# DIRECTIONS:
Your task is to repeat all of the material exactly.

(Saved data entries)
++++++++++++++++++++

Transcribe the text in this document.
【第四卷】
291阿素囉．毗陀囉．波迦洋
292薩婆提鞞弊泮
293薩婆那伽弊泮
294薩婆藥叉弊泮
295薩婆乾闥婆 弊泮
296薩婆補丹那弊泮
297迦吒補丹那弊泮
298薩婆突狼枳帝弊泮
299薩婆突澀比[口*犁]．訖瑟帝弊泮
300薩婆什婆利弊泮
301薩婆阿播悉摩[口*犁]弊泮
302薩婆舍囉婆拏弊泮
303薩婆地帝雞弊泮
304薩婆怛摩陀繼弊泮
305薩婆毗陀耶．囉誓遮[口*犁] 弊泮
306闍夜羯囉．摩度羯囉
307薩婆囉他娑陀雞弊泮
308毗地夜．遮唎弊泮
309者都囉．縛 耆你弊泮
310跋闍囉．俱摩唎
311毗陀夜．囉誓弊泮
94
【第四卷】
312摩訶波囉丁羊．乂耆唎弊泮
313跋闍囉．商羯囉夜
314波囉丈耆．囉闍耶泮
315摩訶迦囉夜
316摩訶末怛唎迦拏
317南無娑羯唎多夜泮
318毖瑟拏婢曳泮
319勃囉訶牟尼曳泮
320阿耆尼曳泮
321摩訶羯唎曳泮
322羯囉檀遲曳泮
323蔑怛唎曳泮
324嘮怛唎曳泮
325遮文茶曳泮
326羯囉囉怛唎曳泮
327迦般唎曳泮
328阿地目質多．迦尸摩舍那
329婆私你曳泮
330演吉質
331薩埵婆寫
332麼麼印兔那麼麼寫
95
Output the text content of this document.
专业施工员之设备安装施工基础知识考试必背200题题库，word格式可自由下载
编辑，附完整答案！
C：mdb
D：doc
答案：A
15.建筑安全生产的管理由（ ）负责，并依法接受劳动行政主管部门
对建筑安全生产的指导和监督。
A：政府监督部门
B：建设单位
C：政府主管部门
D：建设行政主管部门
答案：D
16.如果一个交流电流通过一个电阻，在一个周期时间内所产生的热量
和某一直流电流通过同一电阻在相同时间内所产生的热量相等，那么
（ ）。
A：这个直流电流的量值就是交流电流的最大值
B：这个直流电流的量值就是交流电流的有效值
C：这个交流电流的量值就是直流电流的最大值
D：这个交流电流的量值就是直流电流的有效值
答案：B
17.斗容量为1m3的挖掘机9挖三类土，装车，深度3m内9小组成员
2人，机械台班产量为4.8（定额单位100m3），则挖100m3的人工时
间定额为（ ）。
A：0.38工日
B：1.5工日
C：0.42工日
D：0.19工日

++++++++++++++++++++

# WRITTEN ANSWER:
Transcribe the text in this document.
【第四卷】
291阿素囉．毗陀囉．波迦洋
292薩婆提鞞弊泮
293薩婆那伽弊泮
294薩婆藥叉弊泮
295薩婆乾闥婆 弊泮
296薩婆補丹那弊泮
297迦吒補丹那弊泮
298薩婆突狼枳帝弊泮
299薩婆突澀比[口*犁]．訖瑟帝弊泮
300薩婆什婆利弊泮
301薩婆阿播悉摩[口*犁]弊泮
302薩婆舍囉婆拏弊泮
303薩婆地帝雞弊泮
304薩婆怛摩陀繼弊泮
305薩婆毗陀耶．囉誓遮[口*犁] 弊泮
306闍夜羯囉．摩度羯囉
307薩婆囉他娑陀雞弊泮
308毗地夜．遮唎弊泮
309者都囉．縛 耆你弊泮
310跋闍囉．俱摩唎
311毗陀夜．囉誓弊泮
94
【第四卷】
312摩訶波囉丁羊．乂耆唎弊泮
313跋闍囉．商羯囉夜
314波囉丈耆．囉闍耶泮
315摩訶迦囉夜
316摩訶末怛唎迦拏
317南無娑羯唎多夜泮
318毖瑟拏婢曳泮
319勃囉訶牟尼曳泮
320阿耆尼曳泮
321摩訶羯唎曳泮
322羯囉檀遲曳泮
323蔑怛唎曳泮
324嘮怛唎曳泮
325遮文茶曳泮
326羯囉囉怛唎曳泮
327迦般唎曳泮
328阿地目質多．迦尸摩舍那
329婆私你曳泮
330演吉質
331薩埵婆寫
332麼麼印兔那麼麼寫
95
Output the text content of this document.
专业施工员之设备安装施工基础知识考试必背200题题库，word格式可自由下载
编辑，附完整答案！
C：mdb
D：doc
答案：A
15.建筑安全生产的管理由（ ）负责，并依法接受劳动行政主管部门
对建筑安全生产的指导和监督。
A：政府监督部门
B：建设单位
C：政府主管部门
D：建设行政主管部门
答案：D
16.如果一个交流电流通过一个电阻，在一个周期时间内所产生的热量
和某一直流电流通过同一电阻在相同时间内所产生的热量相等，那么
（ ）。
A：这个直流电流的量值就是交流电流的最大值
B：这个直流电流的量值就是交流电流的有效值
C：这个交流电流的量值就是直流电流的最大值
D：这个交流电流的量值就是直流电流的有效值
答案：B
17.斗容量为1m3的挖掘机9挖三类土，装车，深度3m内9小组成员
2人，机械台班产量为4.8（定额单位100m3），则挖100m3的人工时
间定额为（ ）。
A：0.38工日
B：1.5工日
C：0.42工日
D：0.19工日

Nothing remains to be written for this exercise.